> **Your objective**
Swap "property-input" for "value-field" everywhere in the material below and reproduce it otherwise unchanged, leaving out the pictures.

> **Provided records**
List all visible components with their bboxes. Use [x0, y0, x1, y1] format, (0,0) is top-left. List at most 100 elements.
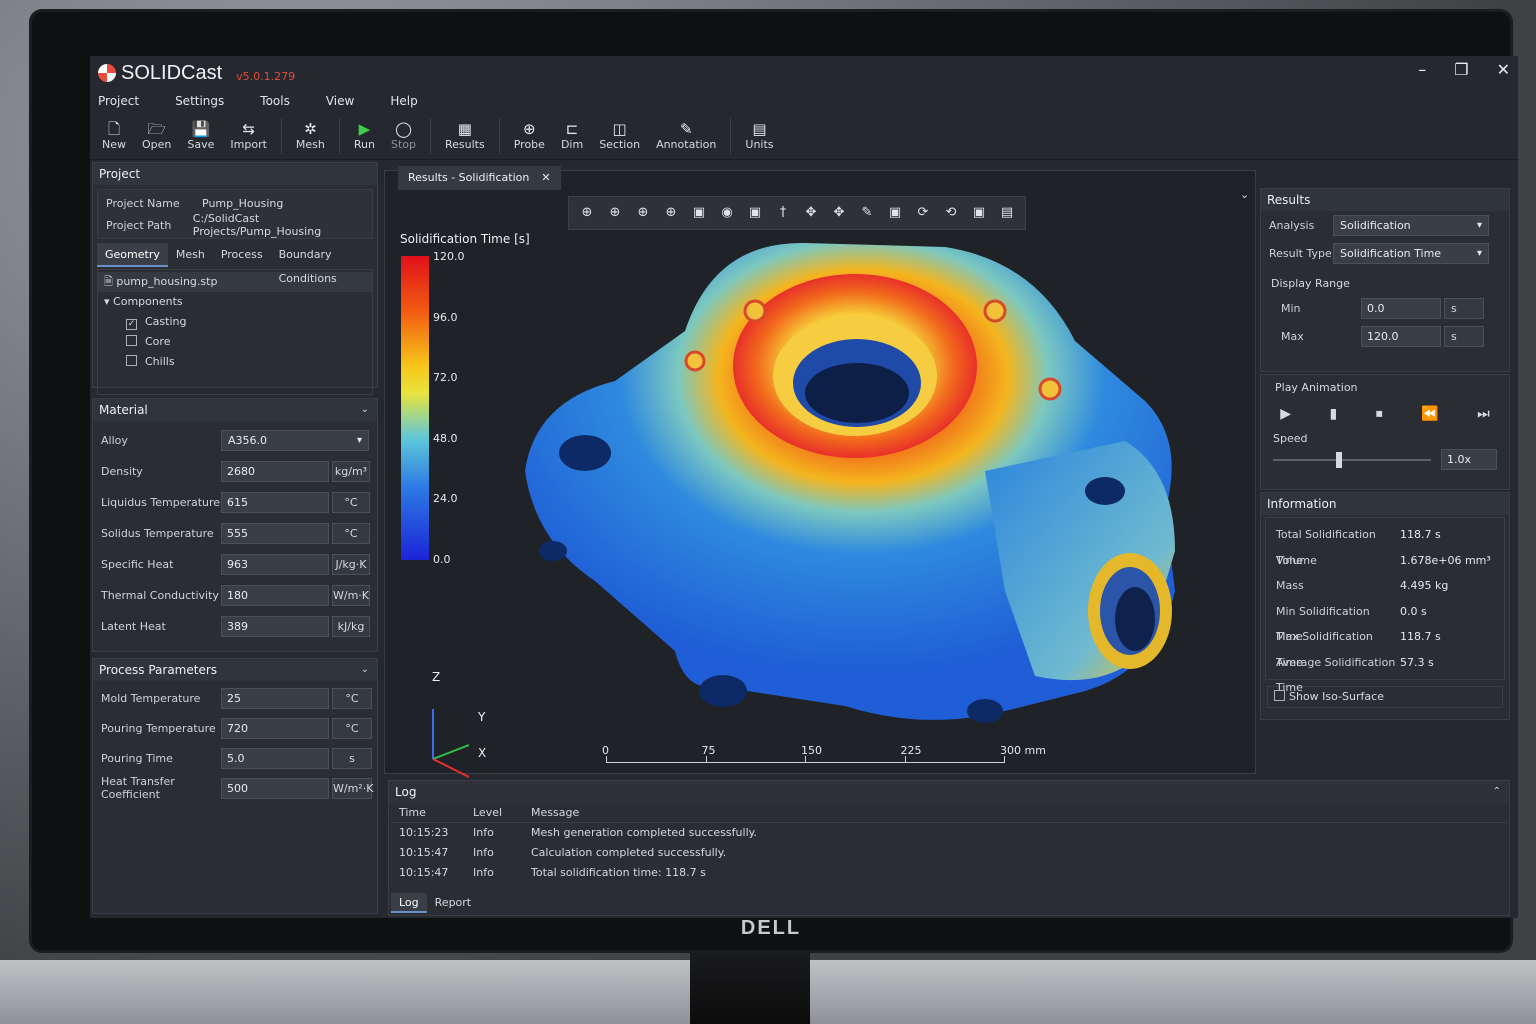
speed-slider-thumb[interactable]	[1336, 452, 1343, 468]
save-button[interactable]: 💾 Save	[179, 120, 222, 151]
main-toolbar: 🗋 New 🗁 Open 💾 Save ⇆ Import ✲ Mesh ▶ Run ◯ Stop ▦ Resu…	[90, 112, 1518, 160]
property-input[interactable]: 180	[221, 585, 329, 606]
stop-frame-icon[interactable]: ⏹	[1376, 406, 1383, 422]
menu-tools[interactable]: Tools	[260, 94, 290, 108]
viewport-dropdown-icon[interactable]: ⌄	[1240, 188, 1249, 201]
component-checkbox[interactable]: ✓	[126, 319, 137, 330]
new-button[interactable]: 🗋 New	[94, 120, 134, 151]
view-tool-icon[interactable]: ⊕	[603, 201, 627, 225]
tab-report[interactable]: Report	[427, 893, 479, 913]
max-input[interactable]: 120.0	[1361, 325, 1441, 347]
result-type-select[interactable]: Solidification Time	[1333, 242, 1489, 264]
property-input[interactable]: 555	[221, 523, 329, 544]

> **Answer for this exercise**
List all visible components with their bboxes. Use [x0, y0, x1, y1] format, (0,0) is top-left. List at most 100 elements.
speed-slider-thumb[interactable]	[1336, 452, 1343, 468]
save-button[interactable]: 💾 Save	[179, 120, 222, 151]
main-toolbar: 🗋 New 🗁 Open 💾 Save ⇆ Import ✲ Mesh ▶ Run ◯ Stop ▦ Resu…	[90, 112, 1518, 160]
value-field[interactable]: 180	[221, 585, 329, 606]
stop-frame-icon[interactable]: ⏹	[1376, 406, 1383, 422]
menu-tools[interactable]: Tools	[260, 94, 290, 108]
viewport-dropdown-icon[interactable]: ⌄	[1240, 188, 1249, 201]
component-checkbox[interactable]: ✓	[126, 319, 137, 330]
new-button[interactable]: 🗋 New	[94, 120, 134, 151]
view-tool-icon[interactable]: ⊕	[603, 201, 627, 225]
tab-report[interactable]: Report	[427, 893, 479, 913]
max-input[interactable]: 120.0	[1361, 325, 1441, 347]
result-type-select[interactable]: Solidification Time	[1333, 242, 1489, 264]
value-field[interactable]: 555	[221, 523, 329, 544]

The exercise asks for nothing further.